> [EXERCISE DETAILS]: Please give the data below again in full, exactly as it stands.

> [EXCERPTED DATA]:
>> START

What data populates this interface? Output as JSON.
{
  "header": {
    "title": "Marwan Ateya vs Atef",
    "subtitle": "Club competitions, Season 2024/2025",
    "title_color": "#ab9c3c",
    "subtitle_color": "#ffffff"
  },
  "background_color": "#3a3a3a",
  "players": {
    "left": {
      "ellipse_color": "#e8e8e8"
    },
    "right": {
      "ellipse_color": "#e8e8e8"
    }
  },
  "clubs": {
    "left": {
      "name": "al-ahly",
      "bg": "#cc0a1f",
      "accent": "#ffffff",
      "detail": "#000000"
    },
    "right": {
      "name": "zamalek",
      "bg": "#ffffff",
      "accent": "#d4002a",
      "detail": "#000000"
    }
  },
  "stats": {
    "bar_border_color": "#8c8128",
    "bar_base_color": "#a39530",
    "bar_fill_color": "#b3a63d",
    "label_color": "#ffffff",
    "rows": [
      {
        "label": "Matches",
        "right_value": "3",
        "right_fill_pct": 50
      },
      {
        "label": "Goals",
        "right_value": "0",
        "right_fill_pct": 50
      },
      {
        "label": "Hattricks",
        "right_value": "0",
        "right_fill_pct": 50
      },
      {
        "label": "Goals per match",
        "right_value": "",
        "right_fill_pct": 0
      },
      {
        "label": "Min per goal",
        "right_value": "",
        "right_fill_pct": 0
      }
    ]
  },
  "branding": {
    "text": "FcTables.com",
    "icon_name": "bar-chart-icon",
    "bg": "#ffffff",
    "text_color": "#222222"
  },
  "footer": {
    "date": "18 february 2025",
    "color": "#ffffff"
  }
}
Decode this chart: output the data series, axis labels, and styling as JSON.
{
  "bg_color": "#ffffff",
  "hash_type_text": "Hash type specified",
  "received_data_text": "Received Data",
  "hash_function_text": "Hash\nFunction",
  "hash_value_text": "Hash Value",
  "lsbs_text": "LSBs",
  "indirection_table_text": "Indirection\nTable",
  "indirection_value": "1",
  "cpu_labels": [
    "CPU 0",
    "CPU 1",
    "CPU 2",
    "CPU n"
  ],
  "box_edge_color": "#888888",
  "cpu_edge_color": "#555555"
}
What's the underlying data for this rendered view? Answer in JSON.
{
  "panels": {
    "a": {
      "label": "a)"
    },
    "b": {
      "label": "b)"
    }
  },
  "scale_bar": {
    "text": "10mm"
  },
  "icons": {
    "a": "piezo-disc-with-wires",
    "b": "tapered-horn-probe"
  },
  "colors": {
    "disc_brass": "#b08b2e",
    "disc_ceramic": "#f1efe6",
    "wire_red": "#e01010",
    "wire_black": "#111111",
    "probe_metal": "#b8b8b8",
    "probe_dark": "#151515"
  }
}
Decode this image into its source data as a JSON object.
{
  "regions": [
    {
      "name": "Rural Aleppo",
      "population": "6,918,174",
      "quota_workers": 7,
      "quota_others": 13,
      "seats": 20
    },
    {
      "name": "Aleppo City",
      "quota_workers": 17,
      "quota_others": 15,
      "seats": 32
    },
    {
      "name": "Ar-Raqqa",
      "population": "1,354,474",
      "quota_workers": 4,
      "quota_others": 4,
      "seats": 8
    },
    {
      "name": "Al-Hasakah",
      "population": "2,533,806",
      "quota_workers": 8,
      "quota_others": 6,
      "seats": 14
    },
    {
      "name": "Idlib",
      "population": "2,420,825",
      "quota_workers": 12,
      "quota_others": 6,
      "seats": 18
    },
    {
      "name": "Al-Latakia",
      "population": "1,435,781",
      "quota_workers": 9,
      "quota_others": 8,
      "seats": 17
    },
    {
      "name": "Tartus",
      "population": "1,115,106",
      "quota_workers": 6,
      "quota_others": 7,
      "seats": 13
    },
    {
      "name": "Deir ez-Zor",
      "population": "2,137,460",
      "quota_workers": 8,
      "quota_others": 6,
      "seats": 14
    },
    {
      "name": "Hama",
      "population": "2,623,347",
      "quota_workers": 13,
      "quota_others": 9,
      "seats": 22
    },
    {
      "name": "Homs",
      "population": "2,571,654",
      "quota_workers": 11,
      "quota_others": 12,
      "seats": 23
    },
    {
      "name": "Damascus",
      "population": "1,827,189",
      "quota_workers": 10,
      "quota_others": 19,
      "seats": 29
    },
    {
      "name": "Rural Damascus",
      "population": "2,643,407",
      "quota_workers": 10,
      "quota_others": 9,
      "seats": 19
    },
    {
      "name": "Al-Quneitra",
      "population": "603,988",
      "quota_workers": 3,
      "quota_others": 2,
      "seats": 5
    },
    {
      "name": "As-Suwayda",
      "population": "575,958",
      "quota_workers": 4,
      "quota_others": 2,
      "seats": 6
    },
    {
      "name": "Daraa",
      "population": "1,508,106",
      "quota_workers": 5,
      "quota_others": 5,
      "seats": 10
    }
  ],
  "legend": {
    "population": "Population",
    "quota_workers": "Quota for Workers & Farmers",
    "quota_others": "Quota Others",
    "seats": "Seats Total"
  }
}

>> END

> [RESPONSE]:
What data populates this interface? Output as JSON.
{
  "header": {
    "title": "Marwan Ateya vs Atef",
    "subtitle": "Club competitions, Season 2024/2025",
    "title_color": "#ab9c3c",
    "subtitle_color": "#ffffff"
  },
  "background_color": "#3a3a3a",
  "players": {
    "left": {
      "ellipse_color": "#e8e8e8"
    },
    "right": {
      "ellipse_color": "#e8e8e8"
    }
  },
  "clubs": {
    "left": {
      "name": "al-ahly",
      "bg": "#cc0a1f",
      "accent": "#ffffff",
      "detail": "#000000"
    },
    "right": {
      "name": "zamalek",
      "bg": "#ffffff",
      "accent": "#d4002a",
      "detail": "#000000"
    }
  },
  "stats": {
    "bar_border_color": "#8c8128",
    "bar_base_color": "#a39530",
    "bar_fill_color": "#b3a63d",
    "label_color": "#ffffff",
    "rows": [
      {
        "label": "Matches",
        "right_value": "3",
        "right_fill_pct": 50
      },
      {
        "label": "Goals",
        "right_value": "0",
        "right_fill_pct": 50
      },
      {
        "label": "Hattricks",
        "right_value": "0",
        "right_fill_pct": 50
      },
      {
        "label": "Goals per match",
        "right_value": "",
        "right_fill_pct": 0
      },
      {
        "label": "Min per goal",
        "right_value": "",
        "right_fill_pct": 0
      }
    ]
  },
  "branding": {
    "text": "FcTables.com",
    "icon_name": "bar-chart-icon",
    "bg": "#ffffff",
    "text_color": "#222222"
  },
  "footer": {
    "date": "18 february 2025",
    "color": "#ffffff"
  }
}
Decode this chart: output the data series, axis labels, and styling as JSON.
{
  "bg_color": "#ffffff",
  "hash_type_text": "Hash type specified",
  "received_data_text": "Received Data",
  "hash_function_text": "Hash\nFunction",
  "hash_value_text": "Hash Value",
  "lsbs_text": "LSBs",
  "indirection_table_text": "Indirection\nTable",
  "indirection_value": "1",
  "cpu_labels": [
    "CPU 0",
    "CPU 1",
    "CPU 2",
    "CPU n"
  ],
  "box_edge_color": "#888888",
  "cpu_edge_color": "#555555"
}
What's the underlying data for this rendered view? Answer in JSON.
{
  "panels": {
    "a": {
      "label": "a)"
    },
    "b": {
      "label": "b)"
    }
  },
  "scale_bar": {
    "text": "10mm"
  },
  "icons": {
    "a": "piezo-disc-with-wires",
    "b": "tapered-horn-probe"
  },
  "colors": {
    "disc_brass": "#b08b2e",
    "disc_ceramic": "#f1efe6",
    "wire_red": "#e01010",
    "wire_black": "#111111",
    "probe_metal": "#b8b8b8",
    "probe_dark": "#151515"
  }
}
Decode this image into its source data as a JSON object.
{
  "regions": [
    {
      "name": "Rural Aleppo",
      "population": "6,918,174",
      "quota_workers": 7,
      "quota_others": 13,
      "seats": 20
    },
    {
      "name": "Aleppo City",
      "quota_workers": 17,
      "quota_others": 15,
      "seats": 32
    },
    {
      "name": "Ar-Raqqa",
      "population": "1,354,474",
      "quota_workers": 4,
      "quota_others": 4,
      "seats": 8
    },
    {
      "name": "Al-Hasakah",
      "population": "2,533,806",
      "quota_workers": 8,
      "quota_others": 6,
      "seats": 14
    },
    {
      "name": "Idlib",
      "population": "2,420,825",
      "quota_workers": 12,
      "quota_others": 6,
      "seats": 18
    },
    {
      "name": "Al-Latakia",
      "population": "1,435,781",
      "quota_workers": 9,
      "quota_others": 8,
      "seats": 17
    },
    {
      "name": "Tartus",
      "population": "1,115,106",
      "quota_workers": 6,
      "quota_others": 7,
      "seats": 13
    },
    {
      "name": "Deir ez-Zor",
      "population": "2,137,460",
      "quota_workers": 8,
      "quota_others": 6,
      "seats": 14
    },
    {
      "name": "Hama",
      "population": "2,623,347",
      "quota_workers": 13,
      "quota_others": 9,
      "seats": 22
    },
    {
      "name": "Homs",
      "population": "2,571,654",
      "quota_workers": 11,
      "quota_others": 12,
      "seats": 23
    },
    {
      "name": "Damascus",
      "population": "1,827,189",
      "quota_workers": 10,
      "quota_others": 19,
      "seats": 29
    },
    {
      "name": "Rural Damascus",
      "population": "2,643,407",
      "quota_workers": 10,
      "quota_others": 9,
      "seats": 19
    },
    {
      "name": "Al-Quneitra",
      "population": "603,988",
      "quota_workers": 3,
      "quota_others": 2,
      "seats": 5
    },
    {
      "name": "As-Suwayda",
      "population": "575,958",
      "quota_workers": 4,
      "quota_others": 2,
      "seats": 6
    },
    {
      "name": "Daraa",
      "population": "1,508,106",
      "quota_workers": 5,
      "quota_others": 5,
      "seats": 10
    }
  ],
  "legend": {
    "population": "Population",
    "quota_workers": "Quota for Workers & Farmers",
    "quota_others": "Quota Others",
    "seats": "Seats Total"
  }
}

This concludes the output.